Identify and copy all lines of the material where the string "labels" is found.

** start Supplied information **

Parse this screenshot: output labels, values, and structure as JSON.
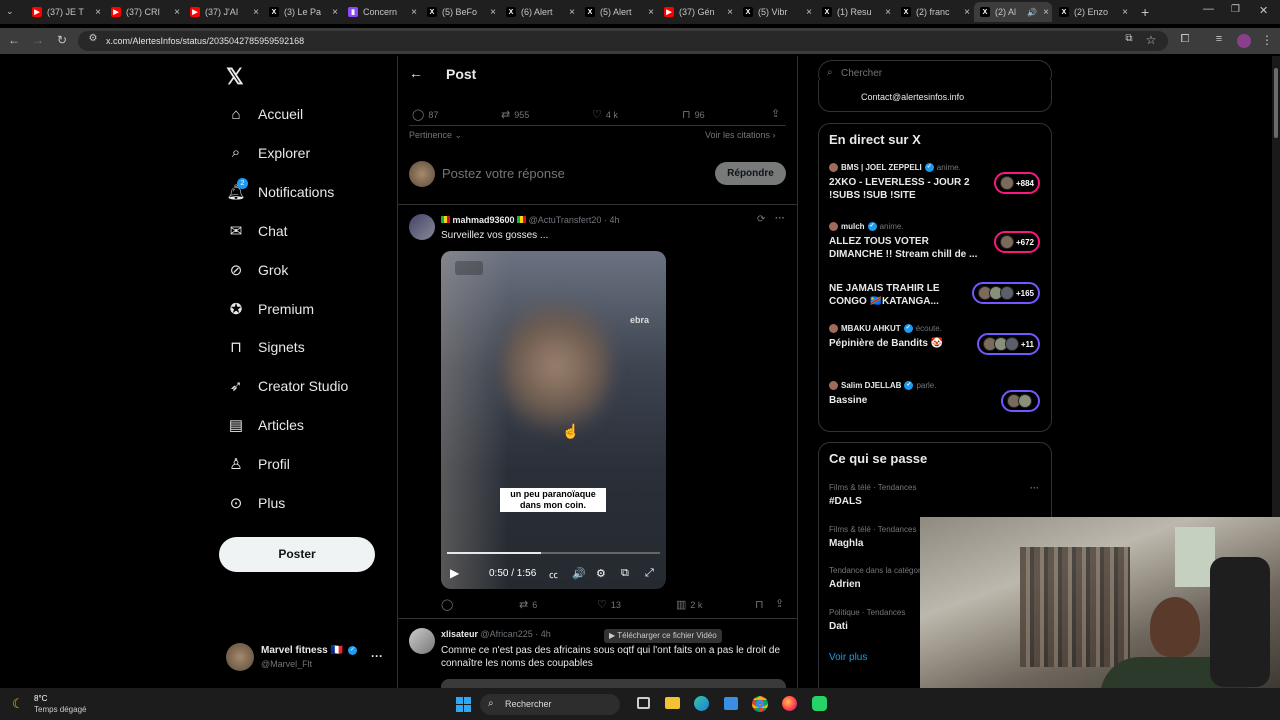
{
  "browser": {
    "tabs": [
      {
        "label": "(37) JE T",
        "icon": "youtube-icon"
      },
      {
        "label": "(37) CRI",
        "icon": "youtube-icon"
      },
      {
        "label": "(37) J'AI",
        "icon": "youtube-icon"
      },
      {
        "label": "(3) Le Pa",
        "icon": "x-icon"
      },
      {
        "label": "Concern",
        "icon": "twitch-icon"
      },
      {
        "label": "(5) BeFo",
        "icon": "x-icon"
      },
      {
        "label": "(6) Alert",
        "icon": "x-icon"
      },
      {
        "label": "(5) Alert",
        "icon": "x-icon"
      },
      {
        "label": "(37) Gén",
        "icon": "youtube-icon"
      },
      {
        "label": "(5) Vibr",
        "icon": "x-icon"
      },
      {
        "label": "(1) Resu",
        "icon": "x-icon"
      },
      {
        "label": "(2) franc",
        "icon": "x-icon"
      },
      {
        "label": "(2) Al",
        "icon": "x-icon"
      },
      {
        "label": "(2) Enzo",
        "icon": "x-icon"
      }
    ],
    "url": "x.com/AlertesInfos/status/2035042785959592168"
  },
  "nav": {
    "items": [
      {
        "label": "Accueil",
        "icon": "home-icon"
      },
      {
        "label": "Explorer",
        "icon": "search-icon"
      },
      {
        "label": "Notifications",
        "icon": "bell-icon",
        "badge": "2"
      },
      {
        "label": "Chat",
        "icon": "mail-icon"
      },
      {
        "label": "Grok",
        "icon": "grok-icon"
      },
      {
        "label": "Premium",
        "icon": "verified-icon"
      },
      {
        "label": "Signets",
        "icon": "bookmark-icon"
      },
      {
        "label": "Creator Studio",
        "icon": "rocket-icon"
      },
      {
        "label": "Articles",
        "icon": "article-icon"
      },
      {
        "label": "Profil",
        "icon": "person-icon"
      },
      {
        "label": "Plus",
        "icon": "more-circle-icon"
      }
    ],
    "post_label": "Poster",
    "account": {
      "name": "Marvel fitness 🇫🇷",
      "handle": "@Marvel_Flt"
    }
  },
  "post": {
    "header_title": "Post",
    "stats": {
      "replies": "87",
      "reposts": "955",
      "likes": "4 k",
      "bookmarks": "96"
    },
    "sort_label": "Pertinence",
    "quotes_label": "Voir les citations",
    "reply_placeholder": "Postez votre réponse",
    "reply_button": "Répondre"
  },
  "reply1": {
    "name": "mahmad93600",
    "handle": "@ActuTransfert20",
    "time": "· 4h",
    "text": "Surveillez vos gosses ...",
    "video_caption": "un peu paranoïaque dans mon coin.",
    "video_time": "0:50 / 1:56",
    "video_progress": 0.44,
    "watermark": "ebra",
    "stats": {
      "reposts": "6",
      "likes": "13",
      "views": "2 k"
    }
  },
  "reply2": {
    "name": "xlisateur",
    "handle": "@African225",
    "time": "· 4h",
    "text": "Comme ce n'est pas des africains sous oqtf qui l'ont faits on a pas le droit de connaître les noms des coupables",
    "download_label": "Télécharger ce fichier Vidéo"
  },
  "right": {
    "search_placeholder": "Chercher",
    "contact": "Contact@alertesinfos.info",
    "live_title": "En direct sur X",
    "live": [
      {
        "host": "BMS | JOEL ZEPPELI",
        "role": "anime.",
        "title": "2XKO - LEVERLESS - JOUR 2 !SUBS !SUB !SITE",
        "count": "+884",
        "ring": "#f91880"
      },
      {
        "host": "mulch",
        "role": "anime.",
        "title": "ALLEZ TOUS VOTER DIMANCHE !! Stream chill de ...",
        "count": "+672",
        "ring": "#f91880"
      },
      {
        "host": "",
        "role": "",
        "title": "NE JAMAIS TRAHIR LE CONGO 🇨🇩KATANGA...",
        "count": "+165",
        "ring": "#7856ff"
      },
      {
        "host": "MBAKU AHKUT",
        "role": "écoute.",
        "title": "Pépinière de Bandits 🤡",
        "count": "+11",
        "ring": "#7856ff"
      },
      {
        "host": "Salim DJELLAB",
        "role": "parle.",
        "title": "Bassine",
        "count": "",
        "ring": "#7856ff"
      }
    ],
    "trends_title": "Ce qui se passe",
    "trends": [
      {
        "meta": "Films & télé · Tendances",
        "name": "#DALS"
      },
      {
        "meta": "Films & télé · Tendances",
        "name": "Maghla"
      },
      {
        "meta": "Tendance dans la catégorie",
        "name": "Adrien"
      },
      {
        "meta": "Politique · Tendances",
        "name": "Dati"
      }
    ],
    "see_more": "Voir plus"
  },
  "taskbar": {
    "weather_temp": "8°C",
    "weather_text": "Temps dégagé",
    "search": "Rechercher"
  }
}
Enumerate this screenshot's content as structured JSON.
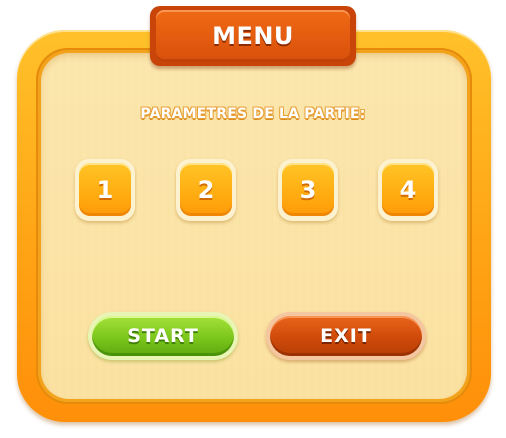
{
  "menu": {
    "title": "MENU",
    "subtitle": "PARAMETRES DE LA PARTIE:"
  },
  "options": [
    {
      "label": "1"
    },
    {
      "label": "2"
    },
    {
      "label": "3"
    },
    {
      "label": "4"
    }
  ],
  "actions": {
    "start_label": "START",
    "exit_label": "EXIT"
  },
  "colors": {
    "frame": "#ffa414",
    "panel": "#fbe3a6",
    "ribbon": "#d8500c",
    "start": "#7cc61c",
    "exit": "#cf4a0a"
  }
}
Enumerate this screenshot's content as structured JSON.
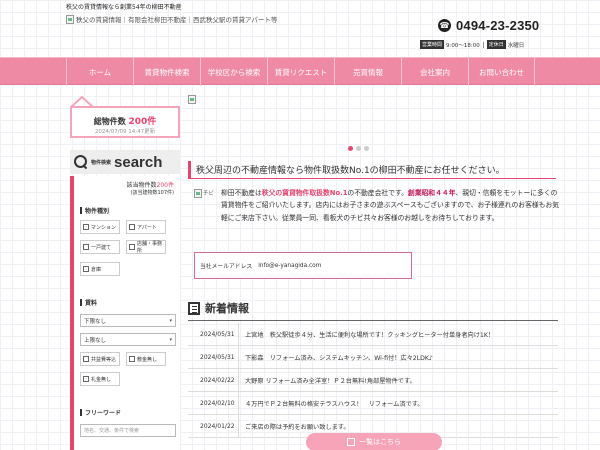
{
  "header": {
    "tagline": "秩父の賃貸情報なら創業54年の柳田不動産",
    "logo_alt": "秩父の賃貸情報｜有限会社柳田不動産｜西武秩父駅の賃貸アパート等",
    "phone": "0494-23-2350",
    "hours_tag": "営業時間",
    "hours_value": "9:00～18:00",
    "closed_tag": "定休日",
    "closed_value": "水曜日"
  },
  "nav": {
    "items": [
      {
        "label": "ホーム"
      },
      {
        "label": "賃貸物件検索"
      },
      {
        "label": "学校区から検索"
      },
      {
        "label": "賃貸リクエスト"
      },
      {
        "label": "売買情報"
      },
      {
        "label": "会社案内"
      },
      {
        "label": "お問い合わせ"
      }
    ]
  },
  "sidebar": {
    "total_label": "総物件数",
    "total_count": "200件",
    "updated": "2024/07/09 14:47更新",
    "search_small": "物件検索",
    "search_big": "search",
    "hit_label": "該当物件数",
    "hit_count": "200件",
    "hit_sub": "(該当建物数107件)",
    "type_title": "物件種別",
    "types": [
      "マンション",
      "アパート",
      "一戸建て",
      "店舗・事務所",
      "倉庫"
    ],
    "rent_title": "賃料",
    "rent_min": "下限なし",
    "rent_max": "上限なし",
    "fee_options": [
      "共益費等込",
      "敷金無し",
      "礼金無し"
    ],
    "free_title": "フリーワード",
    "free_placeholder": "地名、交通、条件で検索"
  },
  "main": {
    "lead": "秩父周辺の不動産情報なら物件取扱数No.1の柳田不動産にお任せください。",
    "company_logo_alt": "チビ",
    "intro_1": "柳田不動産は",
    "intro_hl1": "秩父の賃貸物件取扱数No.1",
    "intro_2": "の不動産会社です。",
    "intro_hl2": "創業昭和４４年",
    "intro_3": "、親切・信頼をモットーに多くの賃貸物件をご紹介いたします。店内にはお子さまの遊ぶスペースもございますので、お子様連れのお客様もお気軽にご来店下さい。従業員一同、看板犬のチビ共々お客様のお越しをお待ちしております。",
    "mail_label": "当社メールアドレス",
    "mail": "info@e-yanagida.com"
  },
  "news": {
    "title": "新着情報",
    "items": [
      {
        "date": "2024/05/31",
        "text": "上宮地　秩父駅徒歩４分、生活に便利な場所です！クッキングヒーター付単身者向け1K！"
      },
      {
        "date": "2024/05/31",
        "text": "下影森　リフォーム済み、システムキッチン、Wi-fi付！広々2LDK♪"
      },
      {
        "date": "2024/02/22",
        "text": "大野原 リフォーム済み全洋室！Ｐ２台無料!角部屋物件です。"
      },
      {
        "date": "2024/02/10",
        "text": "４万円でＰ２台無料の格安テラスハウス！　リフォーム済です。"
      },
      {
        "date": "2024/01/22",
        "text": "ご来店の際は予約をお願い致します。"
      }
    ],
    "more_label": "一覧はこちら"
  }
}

** end Supplied information **
** start Supplied information **

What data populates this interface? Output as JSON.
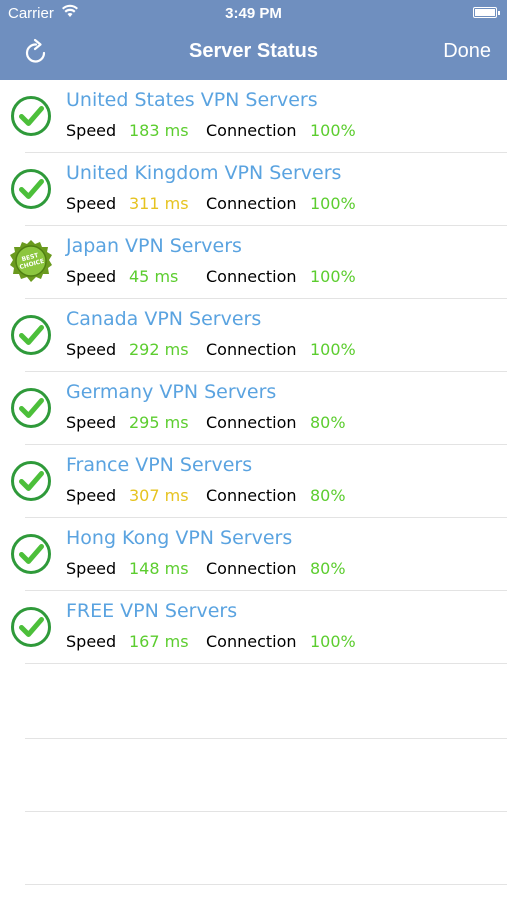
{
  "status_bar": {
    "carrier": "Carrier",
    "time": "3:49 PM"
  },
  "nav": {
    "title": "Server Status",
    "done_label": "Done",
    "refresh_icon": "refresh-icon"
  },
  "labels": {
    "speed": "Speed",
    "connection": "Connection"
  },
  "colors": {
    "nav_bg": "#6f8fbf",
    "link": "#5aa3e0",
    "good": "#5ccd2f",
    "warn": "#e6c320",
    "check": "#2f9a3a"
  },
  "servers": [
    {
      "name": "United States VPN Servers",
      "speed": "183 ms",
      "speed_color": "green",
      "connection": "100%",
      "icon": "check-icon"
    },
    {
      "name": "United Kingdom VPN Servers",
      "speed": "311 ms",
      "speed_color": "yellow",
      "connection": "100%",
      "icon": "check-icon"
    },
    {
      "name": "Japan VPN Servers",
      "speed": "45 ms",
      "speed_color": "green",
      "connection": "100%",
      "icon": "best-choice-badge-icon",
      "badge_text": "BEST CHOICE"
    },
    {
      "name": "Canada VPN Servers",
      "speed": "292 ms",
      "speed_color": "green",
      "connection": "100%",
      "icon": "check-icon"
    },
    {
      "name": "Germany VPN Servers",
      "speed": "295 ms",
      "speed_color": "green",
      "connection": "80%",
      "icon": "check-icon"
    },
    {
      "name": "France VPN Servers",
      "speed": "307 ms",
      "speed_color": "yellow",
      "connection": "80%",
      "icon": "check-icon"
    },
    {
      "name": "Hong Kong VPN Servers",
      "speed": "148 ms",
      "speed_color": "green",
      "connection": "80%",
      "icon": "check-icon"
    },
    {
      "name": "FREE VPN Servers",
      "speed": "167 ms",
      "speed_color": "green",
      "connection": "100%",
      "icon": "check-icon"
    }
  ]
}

** end Supplied information **

**Result**.
Parse this screenshot: output labels, values, and structure as JSON.
  "labels": {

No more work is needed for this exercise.